Directions for this task: The listing below is the input. Say how many of its lines contain "your", giving the number alone.

Material:
▬▬▬
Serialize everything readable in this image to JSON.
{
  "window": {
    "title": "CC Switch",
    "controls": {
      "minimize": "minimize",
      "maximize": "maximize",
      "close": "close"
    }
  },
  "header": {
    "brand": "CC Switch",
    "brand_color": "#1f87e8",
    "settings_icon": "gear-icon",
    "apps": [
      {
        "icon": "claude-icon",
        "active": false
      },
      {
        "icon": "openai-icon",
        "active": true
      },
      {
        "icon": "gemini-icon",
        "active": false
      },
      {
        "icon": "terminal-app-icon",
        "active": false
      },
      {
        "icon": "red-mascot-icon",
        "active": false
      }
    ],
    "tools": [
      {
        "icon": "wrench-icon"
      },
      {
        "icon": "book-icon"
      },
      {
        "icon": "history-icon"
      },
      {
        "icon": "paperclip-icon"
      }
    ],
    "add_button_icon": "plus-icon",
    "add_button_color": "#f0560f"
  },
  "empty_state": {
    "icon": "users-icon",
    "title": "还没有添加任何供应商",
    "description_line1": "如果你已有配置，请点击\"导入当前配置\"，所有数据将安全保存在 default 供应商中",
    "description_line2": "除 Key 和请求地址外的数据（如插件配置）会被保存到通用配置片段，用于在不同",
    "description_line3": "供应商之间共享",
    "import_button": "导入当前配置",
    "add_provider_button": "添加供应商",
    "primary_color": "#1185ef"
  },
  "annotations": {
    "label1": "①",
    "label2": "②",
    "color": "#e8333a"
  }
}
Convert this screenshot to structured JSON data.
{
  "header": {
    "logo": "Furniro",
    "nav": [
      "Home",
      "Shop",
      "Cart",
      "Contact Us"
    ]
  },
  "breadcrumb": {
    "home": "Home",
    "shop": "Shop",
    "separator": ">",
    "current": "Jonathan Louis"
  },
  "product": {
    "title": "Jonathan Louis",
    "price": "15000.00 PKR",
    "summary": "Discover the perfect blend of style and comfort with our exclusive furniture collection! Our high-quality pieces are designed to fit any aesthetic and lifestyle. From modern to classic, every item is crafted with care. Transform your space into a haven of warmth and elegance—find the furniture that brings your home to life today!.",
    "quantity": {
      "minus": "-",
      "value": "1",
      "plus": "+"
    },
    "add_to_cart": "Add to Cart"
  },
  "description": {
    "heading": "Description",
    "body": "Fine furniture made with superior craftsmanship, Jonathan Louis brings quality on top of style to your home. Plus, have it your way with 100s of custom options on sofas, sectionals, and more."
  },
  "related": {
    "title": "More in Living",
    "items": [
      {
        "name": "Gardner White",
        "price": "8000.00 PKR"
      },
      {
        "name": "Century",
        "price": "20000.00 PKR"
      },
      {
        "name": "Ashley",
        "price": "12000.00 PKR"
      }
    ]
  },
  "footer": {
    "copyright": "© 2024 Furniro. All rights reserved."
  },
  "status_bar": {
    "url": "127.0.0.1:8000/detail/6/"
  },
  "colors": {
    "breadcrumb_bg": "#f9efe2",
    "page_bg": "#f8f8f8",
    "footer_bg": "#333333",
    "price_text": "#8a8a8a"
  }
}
▬▬▬
Finished exercise: 2